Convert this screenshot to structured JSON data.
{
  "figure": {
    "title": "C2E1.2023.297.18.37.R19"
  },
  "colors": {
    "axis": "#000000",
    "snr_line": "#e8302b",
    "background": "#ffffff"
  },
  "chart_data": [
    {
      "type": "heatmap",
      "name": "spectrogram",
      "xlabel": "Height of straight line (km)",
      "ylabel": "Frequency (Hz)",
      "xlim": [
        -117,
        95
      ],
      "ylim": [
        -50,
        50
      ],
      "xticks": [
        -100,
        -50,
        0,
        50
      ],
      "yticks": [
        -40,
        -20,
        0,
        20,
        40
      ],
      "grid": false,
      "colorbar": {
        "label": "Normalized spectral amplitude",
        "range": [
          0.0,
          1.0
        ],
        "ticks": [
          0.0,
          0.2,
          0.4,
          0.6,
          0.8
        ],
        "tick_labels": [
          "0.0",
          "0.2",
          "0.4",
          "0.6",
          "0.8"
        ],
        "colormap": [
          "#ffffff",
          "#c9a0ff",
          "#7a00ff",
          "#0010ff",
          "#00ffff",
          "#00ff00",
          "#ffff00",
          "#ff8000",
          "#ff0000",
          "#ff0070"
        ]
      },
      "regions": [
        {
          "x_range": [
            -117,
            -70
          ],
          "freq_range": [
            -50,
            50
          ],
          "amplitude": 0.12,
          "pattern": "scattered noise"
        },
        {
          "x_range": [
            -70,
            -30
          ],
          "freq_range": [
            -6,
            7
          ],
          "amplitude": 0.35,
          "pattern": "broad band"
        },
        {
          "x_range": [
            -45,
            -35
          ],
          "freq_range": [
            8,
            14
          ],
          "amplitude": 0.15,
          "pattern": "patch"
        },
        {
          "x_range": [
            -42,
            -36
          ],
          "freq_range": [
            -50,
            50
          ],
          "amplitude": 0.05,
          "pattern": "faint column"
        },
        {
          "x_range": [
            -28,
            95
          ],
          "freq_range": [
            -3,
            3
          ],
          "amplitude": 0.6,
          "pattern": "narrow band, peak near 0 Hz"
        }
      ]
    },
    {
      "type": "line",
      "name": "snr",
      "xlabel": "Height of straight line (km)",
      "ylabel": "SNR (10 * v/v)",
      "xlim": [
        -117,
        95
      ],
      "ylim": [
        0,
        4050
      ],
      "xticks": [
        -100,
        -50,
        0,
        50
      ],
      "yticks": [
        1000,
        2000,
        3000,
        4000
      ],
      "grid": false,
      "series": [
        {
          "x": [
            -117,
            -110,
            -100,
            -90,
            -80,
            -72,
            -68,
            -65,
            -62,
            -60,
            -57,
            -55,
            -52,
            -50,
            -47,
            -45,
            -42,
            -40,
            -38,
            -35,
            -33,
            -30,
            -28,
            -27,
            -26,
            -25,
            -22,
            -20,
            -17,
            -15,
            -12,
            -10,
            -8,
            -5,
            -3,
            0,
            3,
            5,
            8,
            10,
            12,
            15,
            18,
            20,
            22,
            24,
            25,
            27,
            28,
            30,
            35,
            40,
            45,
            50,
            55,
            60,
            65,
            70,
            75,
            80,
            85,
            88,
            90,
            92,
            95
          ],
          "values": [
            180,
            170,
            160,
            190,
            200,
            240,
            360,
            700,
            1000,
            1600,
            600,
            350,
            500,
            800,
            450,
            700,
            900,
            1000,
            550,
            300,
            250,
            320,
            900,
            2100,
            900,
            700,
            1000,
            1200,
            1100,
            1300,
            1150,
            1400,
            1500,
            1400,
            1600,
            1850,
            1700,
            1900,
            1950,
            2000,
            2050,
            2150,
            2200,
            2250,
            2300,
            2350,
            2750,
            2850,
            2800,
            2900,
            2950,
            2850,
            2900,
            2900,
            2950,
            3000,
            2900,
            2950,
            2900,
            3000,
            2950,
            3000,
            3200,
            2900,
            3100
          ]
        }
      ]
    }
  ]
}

> WRITTEN PROBLEM: Quote all the records exactly, please, leaving none out.

> THE COMPLETED TASK:
Convert this screenshot to structured JSON data.
{
  "figure": {
    "title": "C2E1.2023.297.18.37.R19"
  },
  "colors": {
    "axis": "#000000",
    "snr_line": "#e8302b",
    "background": "#ffffff"
  },
  "chart_data": [
    {
      "type": "heatmap",
      "name": "spectrogram",
      "xlabel": "Height of straight line (km)",
      "ylabel": "Frequency (Hz)",
      "xlim": [
        -117,
        95
      ],
      "ylim": [
        -50,
        50
      ],
      "xticks": [
        -100,
        -50,
        0,
        50
      ],
      "yticks": [
        -40,
        -20,
        0,
        20,
        40
      ],
      "grid": false,
      "colorbar": {
        "label": "Normalized spectral amplitude",
        "range": [
          0.0,
          1.0
        ],
        "ticks": [
          0.0,
          0.2,
          0.4,
          0.6,
          0.8
        ],
        "tick_labels": [
          "0.0",
          "0.2",
          "0.4",
          "0.6",
          "0.8"
        ],
        "colormap": [
          "#ffffff",
          "#c9a0ff",
          "#7a00ff",
          "#0010ff",
          "#00ffff",
          "#00ff00",
          "#ffff00",
          "#ff8000",
          "#ff0000",
          "#ff0070"
        ]
      },
      "regions": [
        {
          "x_range": [
            -117,
            -70
          ],
          "freq_range": [
            -50,
            50
          ],
          "amplitude": 0.12,
          "pattern": "scattered noise"
        },
        {
          "x_range": [
            -70,
            -30
          ],
          "freq_range": [
            -6,
            7
          ],
          "amplitude": 0.35,
          "pattern": "broad band"
        },
        {
          "x_range": [
            -45,
            -35
          ],
          "freq_range": [
            8,
            14
          ],
          "amplitude": 0.15,
          "pattern": "patch"
        },
        {
          "x_range": [
            -42,
            -36
          ],
          "freq_range": [
            -50,
            50
          ],
          "amplitude": 0.05,
          "pattern": "faint column"
        },
        {
          "x_range": [
            -28,
            95
          ],
          "freq_range": [
            -3,
            3
          ],
          "amplitude": 0.6,
          "pattern": "narrow band, peak near 0 Hz"
        }
      ]
    },
    {
      "type": "line",
      "name": "snr",
      "xlabel": "Height of straight line (km)",
      "ylabel": "SNR (10 * v/v)",
      "xlim": [
        -117,
        95
      ],
      "ylim": [
        0,
        4050
      ],
      "xticks": [
        -100,
        -50,
        0,
        50
      ],
      "yticks": [
        1000,
        2000,
        3000,
        4000
      ],
      "grid": false,
      "series": [
        {
          "x": [
            -117,
            -110,
            -100,
            -90,
            -80,
            -72,
            -68,
            -65,
            -62,
            -60,
            -57,
            -55,
            -52,
            -50,
            -47,
            -45,
            -42,
            -40,
            -38,
            -35,
            -33,
            -30,
            -28,
            -27,
            -26,
            -25,
            -22,
            -20,
            -17,
            -15,
            -12,
            -10,
            -8,
            -5,
            -3,
            0,
            3,
            5,
            8,
            10,
            12,
            15,
            18,
            20,
            22,
            24,
            25,
            27,
            28,
            30,
            35,
            40,
            45,
            50,
            55,
            60,
            65,
            70,
            75,
            80,
            85,
            88,
            90,
            92,
            95
          ],
          "values": [
            180,
            170,
            160,
            190,
            200,
            240,
            360,
            700,
            1000,
            1600,
            600,
            350,
            500,
            800,
            450,
            700,
            900,
            1000,
            550,
            300,
            250,
            320,
            900,
            2100,
            900,
            700,
            1000,
            1200,
            1100,
            1300,
            1150,
            1400,
            1500,
            1400,
            1600,
            1850,
            1700,
            1900,
            1950,
            2000,
            2050,
            2150,
            2200,
            2250,
            2300,
            2350,
            2750,
            2850,
            2800,
            2900,
            2950,
            2850,
            2900,
            2900,
            2950,
            3000,
            2900,
            2950,
            2900,
            3000,
            2950,
            3000,
            3200,
            2900,
            3100
          ]
        }
      ]
    }
  ]
}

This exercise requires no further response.